GIVEN EXERCISE:
Gather from the listing below each line that includes the word "Iglesias", and copy it.

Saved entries
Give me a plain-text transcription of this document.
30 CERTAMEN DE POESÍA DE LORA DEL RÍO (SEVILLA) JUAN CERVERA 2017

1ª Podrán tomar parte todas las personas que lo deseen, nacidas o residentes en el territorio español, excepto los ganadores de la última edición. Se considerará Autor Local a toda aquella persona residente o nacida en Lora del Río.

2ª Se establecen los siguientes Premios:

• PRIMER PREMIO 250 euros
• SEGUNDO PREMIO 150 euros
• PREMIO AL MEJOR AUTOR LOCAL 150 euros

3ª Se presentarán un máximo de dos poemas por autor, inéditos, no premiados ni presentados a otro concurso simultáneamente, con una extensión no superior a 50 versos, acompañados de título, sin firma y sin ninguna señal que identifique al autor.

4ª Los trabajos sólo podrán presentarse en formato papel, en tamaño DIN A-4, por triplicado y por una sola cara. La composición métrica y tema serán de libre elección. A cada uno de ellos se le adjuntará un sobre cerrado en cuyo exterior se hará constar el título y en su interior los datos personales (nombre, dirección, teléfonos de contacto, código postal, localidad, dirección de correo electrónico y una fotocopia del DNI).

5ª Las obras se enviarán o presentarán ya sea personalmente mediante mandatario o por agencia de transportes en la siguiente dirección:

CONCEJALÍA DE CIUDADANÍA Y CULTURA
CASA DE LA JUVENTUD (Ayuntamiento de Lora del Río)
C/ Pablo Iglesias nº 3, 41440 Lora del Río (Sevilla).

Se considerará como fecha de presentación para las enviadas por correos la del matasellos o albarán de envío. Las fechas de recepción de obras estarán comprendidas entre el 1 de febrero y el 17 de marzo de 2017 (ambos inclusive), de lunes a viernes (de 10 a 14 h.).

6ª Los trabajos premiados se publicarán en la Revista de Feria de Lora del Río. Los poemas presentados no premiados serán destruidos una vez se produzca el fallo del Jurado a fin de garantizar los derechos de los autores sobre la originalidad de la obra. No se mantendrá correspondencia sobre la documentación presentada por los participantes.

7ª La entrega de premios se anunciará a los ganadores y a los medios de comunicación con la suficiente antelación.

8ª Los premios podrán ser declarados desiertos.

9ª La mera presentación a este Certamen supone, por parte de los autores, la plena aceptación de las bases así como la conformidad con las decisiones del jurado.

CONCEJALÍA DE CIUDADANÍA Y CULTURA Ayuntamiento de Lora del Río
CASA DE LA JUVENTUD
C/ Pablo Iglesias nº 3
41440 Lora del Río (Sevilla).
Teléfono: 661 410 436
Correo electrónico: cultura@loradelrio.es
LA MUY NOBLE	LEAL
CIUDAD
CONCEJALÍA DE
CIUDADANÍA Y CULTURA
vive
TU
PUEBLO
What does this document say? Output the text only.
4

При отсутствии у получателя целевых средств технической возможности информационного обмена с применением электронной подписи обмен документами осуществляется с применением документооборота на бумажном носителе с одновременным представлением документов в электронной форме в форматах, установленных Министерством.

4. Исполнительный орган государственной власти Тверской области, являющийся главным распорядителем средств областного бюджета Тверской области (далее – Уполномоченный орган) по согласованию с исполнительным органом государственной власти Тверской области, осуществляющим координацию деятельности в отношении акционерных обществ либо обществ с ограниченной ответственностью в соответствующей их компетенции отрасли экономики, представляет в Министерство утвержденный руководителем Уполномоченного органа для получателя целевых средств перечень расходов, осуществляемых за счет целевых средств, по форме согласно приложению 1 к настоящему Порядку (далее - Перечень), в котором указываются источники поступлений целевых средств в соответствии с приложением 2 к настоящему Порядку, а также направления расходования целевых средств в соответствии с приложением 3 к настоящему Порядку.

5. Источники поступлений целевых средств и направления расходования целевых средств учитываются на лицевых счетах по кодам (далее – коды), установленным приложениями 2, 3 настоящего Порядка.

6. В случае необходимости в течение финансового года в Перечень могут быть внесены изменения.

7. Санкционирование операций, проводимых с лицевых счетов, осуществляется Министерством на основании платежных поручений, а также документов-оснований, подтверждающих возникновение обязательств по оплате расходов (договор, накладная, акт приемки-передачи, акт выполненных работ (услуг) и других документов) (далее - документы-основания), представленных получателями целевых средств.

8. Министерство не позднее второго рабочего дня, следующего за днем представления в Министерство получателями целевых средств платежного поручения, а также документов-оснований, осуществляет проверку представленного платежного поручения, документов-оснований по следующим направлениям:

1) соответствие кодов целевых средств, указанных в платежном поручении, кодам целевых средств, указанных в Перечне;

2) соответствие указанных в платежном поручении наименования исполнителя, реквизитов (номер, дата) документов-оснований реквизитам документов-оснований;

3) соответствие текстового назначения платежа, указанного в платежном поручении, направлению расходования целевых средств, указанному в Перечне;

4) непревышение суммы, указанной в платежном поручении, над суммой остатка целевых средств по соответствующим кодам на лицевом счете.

REPLY TO THE TASK:
C/ Pablo Iglesias nº 3, 41440 Lora del Río (Sevilla).
C/ Pablo Iglesias nº 3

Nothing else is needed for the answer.